─── RAW RECORDS
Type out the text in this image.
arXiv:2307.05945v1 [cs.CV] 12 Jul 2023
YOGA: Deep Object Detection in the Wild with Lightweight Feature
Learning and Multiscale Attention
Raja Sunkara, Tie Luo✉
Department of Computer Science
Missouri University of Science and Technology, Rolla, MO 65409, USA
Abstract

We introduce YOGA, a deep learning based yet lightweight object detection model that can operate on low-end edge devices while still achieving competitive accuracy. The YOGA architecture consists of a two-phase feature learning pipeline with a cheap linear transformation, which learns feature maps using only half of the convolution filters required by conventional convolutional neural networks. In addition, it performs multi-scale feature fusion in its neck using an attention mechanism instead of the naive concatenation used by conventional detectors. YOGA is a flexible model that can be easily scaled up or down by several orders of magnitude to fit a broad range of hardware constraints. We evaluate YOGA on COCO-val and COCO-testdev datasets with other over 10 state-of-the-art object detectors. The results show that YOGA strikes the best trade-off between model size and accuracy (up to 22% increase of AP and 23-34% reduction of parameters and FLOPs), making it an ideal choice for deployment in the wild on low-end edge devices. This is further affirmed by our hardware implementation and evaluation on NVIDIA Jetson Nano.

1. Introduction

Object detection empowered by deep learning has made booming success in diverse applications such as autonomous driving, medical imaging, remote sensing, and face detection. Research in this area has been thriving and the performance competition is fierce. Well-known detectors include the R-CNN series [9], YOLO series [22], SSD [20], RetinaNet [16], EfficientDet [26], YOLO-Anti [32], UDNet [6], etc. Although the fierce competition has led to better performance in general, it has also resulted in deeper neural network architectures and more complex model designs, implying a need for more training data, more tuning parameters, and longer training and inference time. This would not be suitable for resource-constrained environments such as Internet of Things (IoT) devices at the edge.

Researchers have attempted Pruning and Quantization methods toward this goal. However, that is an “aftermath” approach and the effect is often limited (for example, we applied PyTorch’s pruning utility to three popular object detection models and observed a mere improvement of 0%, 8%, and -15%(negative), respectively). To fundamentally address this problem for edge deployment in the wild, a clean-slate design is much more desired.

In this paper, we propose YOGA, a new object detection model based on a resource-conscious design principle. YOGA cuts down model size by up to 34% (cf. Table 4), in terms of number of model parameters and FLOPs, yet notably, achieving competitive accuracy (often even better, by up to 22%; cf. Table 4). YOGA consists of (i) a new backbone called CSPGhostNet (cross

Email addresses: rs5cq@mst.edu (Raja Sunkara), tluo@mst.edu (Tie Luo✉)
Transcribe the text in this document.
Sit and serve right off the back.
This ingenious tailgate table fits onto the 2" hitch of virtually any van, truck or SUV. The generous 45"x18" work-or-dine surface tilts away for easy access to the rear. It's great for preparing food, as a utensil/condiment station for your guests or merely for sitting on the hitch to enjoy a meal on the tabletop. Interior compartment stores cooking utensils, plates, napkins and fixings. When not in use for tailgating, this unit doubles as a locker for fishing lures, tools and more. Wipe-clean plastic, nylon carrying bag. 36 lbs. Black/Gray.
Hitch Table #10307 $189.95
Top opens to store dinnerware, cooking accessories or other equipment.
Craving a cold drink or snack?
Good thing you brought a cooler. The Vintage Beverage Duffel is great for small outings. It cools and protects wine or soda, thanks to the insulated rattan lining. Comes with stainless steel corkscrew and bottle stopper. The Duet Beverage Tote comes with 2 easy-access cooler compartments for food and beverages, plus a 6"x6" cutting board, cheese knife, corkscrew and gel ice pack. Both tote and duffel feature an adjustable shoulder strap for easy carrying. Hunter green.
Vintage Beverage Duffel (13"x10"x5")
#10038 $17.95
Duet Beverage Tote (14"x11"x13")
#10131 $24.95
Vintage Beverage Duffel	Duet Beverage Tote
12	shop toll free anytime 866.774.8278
──────
WHAT IS BEING ASKED —
Within the entries above, report how many lines include "easy", and keep the answer to the number.

THE RESULT —
2